[THE REQUEST]
Gather every line from the entries below that includes "GiggleTV".

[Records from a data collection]
◇ ◇ ◇ ◇

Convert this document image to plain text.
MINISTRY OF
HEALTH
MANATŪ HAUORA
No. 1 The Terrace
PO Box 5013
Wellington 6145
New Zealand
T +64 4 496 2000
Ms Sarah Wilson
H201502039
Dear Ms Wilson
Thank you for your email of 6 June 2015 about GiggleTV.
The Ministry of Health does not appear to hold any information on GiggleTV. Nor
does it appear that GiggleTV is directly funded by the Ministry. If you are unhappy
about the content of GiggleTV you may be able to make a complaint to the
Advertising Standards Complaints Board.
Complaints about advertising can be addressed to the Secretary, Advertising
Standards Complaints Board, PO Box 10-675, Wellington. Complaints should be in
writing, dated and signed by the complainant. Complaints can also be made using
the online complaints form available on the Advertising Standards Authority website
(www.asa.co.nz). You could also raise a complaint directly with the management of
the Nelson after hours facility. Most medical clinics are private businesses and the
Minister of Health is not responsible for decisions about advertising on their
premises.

◇ ◇ ◇ ◇

[OUTPUT]
Thank you for your email of 6 June 2015 about GiggleTV.
The Ministry of Health does not appear to hold any information on GiggleTV. Nor
does it appear that GiggleTV is directly funded by the Ministry. If you are unhappy
about the content of GiggleTV you may be able to make a complaint to the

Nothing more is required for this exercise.